Extracted records:
──────

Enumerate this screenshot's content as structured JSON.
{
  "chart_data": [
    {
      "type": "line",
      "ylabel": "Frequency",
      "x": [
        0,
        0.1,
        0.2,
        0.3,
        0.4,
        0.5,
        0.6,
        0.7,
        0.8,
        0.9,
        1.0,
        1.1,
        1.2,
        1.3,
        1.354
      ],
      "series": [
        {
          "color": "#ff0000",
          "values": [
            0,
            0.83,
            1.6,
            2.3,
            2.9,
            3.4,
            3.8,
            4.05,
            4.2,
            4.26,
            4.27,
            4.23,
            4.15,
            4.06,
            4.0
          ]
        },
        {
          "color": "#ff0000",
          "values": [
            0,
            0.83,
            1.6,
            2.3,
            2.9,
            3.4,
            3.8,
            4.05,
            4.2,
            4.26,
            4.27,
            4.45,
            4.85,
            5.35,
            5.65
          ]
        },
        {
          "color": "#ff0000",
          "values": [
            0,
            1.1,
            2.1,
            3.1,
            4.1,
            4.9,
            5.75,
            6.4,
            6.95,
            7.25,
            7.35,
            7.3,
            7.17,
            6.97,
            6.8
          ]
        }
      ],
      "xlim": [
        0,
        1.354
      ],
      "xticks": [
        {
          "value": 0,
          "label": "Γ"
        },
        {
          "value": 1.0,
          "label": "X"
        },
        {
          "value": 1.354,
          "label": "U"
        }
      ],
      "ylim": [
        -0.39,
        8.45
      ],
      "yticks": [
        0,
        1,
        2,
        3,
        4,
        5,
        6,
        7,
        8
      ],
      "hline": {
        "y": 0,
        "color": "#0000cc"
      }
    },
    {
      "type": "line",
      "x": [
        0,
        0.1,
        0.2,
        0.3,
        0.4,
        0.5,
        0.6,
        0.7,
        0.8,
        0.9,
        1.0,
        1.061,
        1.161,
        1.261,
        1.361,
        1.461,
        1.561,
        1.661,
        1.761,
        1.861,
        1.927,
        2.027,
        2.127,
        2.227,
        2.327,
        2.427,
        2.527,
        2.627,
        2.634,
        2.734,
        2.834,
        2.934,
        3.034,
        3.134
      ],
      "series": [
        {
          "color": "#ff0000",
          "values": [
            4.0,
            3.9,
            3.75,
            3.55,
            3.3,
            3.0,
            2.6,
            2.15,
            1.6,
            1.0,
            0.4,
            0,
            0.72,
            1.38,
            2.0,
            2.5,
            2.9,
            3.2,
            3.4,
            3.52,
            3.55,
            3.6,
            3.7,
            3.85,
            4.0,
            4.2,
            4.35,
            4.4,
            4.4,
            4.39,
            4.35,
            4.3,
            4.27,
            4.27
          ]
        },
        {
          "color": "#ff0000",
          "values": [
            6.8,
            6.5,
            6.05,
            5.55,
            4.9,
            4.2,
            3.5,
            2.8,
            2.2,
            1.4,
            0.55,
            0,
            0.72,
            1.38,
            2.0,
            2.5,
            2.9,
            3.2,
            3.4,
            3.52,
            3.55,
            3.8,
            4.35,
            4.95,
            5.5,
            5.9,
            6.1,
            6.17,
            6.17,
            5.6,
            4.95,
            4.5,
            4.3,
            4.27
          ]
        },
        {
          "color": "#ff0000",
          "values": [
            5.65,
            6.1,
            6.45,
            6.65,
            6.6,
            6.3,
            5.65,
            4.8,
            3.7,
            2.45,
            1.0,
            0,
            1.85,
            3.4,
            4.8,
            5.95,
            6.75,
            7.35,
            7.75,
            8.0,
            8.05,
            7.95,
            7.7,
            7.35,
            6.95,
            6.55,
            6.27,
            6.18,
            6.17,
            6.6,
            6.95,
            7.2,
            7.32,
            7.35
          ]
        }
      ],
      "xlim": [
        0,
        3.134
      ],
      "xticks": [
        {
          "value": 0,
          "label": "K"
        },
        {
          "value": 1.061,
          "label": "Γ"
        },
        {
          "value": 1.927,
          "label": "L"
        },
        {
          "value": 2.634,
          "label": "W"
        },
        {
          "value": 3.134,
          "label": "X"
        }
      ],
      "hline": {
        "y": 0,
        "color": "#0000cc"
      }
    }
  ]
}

──────

Problem to work on => Restate the whole listing exactly, leaving out nothing.

Final result =>
Enumerate this screenshot's content as structured JSON.
{
  "chart_data": [
    {
      "type": "line",
      "ylabel": "Frequency",
      "x": [
        0,
        0.1,
        0.2,
        0.3,
        0.4,
        0.5,
        0.6,
        0.7,
        0.8,
        0.9,
        1.0,
        1.1,
        1.2,
        1.3,
        1.354
      ],
      "series": [
        {
          "color": "#ff0000",
          "values": [
            0,
            0.83,
            1.6,
            2.3,
            2.9,
            3.4,
            3.8,
            4.05,
            4.2,
            4.26,
            4.27,
            4.23,
            4.15,
            4.06,
            4.0
          ]
        },
        {
          "color": "#ff0000",
          "values": [
            0,
            0.83,
            1.6,
            2.3,
            2.9,
            3.4,
            3.8,
            4.05,
            4.2,
            4.26,
            4.27,
            4.45,
            4.85,
            5.35,
            5.65
          ]
        },
        {
          "color": "#ff0000",
          "values": [
            0,
            1.1,
            2.1,
            3.1,
            4.1,
            4.9,
            5.75,
            6.4,
            6.95,
            7.25,
            7.35,
            7.3,
            7.17,
            6.97,
            6.8
          ]
        }
      ],
      "xlim": [
        0,
        1.354
      ],
      "xticks": [
        {
          "value": 0,
          "label": "Γ"
        },
        {
          "value": 1.0,
          "label": "X"
        },
        {
          "value": 1.354,
          "label": "U"
        }
      ],
      "ylim": [
        -0.39,
        8.45
      ],
      "yticks": [
        0,
        1,
        2,
        3,
        4,
        5,
        6,
        7,
        8
      ],
      "hline": {
        "y": 0,
        "color": "#0000cc"
      }
    },
    {
      "type": "line",
      "x": [
        0,
        0.1,
        0.2,
        0.3,
        0.4,
        0.5,
        0.6,
        0.7,
        0.8,
        0.9,
        1.0,
        1.061,
        1.161,
        1.261,
        1.361,
        1.461,
        1.561,
        1.661,
        1.761,
        1.861,
        1.927,
        2.027,
        2.127,
        2.227,
        2.327,
        2.427,
        2.527,
        2.627,
        2.634,
        2.734,
        2.834,
        2.934,
        3.034,
        3.134
      ],
      "series": [
        {
          "color": "#ff0000",
          "values": [
            4.0,
            3.9,
            3.75,
            3.55,
            3.3,
            3.0,
            2.6,
            2.15,
            1.6,
            1.0,
            0.4,
            0,
            0.72,
            1.38,
            2.0,
            2.5,
            2.9,
            3.2,
            3.4,
            3.52,
            3.55,
            3.6,
            3.7,
            3.85,
            4.0,
            4.2,
            4.35,
            4.4,
            4.4,
            4.39,
            4.35,
            4.3,
            4.27,
            4.27
          ]
        },
        {
          "color": "#ff0000",
          "values": [
            6.8,
            6.5,
            6.05,
            5.55,
            4.9,
            4.2,
            3.5,
            2.8,
            2.2,
            1.4,
            0.55,
            0,
            0.72,
            1.38,
            2.0,
            2.5,
            2.9,
            3.2,
            3.4,
            3.52,
            3.55,
            3.8,
            4.35,
            4.95,
            5.5,
            5.9,
            6.1,
            6.17,
            6.17,
            5.6,
            4.95,
            4.5,
            4.3,
            4.27
          ]
        },
        {
          "color": "#ff0000",
          "values": [
            5.65,
            6.1,
            6.45,
            6.65,
            6.6,
            6.3,
            5.65,
            4.8,
            3.7,
            2.45,
            1.0,
            0,
            1.85,
            3.4,
            4.8,
            5.95,
            6.75,
            7.35,
            7.75,
            8.0,
            8.05,
            7.95,
            7.7,
            7.35,
            6.95,
            6.55,
            6.27,
            6.18,
            6.17,
            6.6,
            6.95,
            7.2,
            7.32,
            7.35
          ]
        }
      ],
      "xlim": [
        0,
        3.134
      ],
      "xticks": [
        {
          "value": 0,
          "label": "K"
        },
        {
          "value": 1.061,
          "label": "Γ"
        },
        {
          "value": 1.927,
          "label": "L"
        },
        {
          "value": 2.634,
          "label": "W"
        },
        {
          "value": 3.134,
          "label": "X"
        }
      ],
      "hline": {
        "y": 0,
        "color": "#0000cc"
      }
    }
  ]
}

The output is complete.